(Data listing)
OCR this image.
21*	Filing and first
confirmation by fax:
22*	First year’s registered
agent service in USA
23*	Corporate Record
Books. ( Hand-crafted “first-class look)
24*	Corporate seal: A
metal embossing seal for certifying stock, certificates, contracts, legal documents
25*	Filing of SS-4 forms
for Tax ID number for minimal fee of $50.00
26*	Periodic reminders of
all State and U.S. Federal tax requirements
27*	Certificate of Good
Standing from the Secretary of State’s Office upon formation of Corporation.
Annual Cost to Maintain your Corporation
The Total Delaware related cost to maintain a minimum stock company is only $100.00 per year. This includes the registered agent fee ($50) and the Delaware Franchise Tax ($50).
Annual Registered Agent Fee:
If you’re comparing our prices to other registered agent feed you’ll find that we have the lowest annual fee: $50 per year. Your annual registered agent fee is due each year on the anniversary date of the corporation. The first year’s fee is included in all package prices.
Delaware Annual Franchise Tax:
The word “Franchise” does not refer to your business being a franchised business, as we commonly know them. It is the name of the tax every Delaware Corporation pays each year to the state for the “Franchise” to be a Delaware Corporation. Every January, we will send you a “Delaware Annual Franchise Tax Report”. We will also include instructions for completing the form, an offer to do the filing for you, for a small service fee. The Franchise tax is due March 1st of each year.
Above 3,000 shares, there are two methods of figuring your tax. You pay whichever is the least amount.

**What the task requires:** All of the records must be retyped exactly as they are.

**Final result:**
OCR this image.
21*	Filing and first
confirmation by fax:
22*	First year’s registered
agent service in USA
23*	Corporate Record
Books. ( Hand-crafted “first-class look)
24*	Corporate seal: A
metal embossing seal for certifying stock, certificates, contracts, legal documents
25*	Filing of SS-4 forms
for Tax ID number for minimal fee of $50.00
26*	Periodic reminders of
all State and U.S. Federal tax requirements
27*	Certificate of Good
Standing from the Secretary of State’s Office upon formation of Corporation.
Annual Cost to Maintain your Corporation
The Total Delaware related cost to maintain a minimum stock company is only $100.00 per year. This includes the registered agent fee ($50) and the Delaware Franchise Tax ($50).
Annual Registered Agent Fee:
If you’re comparing our prices to other registered agent feed you’ll find that we have the lowest annual fee: $50 per year. Your annual registered agent fee is due each year on the anniversary date of the corporation. The first year’s fee is included in all package prices.
Delaware Annual Franchise Tax:
The word “Franchise” does not refer to your business being a franchised business, as we commonly know them. It is the name of the tax every Delaware Corporation pays each year to the state for the “Franchise” to be a Delaware Corporation. Every January, we will send you a “Delaware Annual Franchise Tax Report”. We will also include instructions for completing the form, an offer to do the filing for you, for a small service fee. The Franchise tax is due March 1st of each year.
Above 3,000 shares, there are two methods of figuring your tax. You pay whichever is the least amount.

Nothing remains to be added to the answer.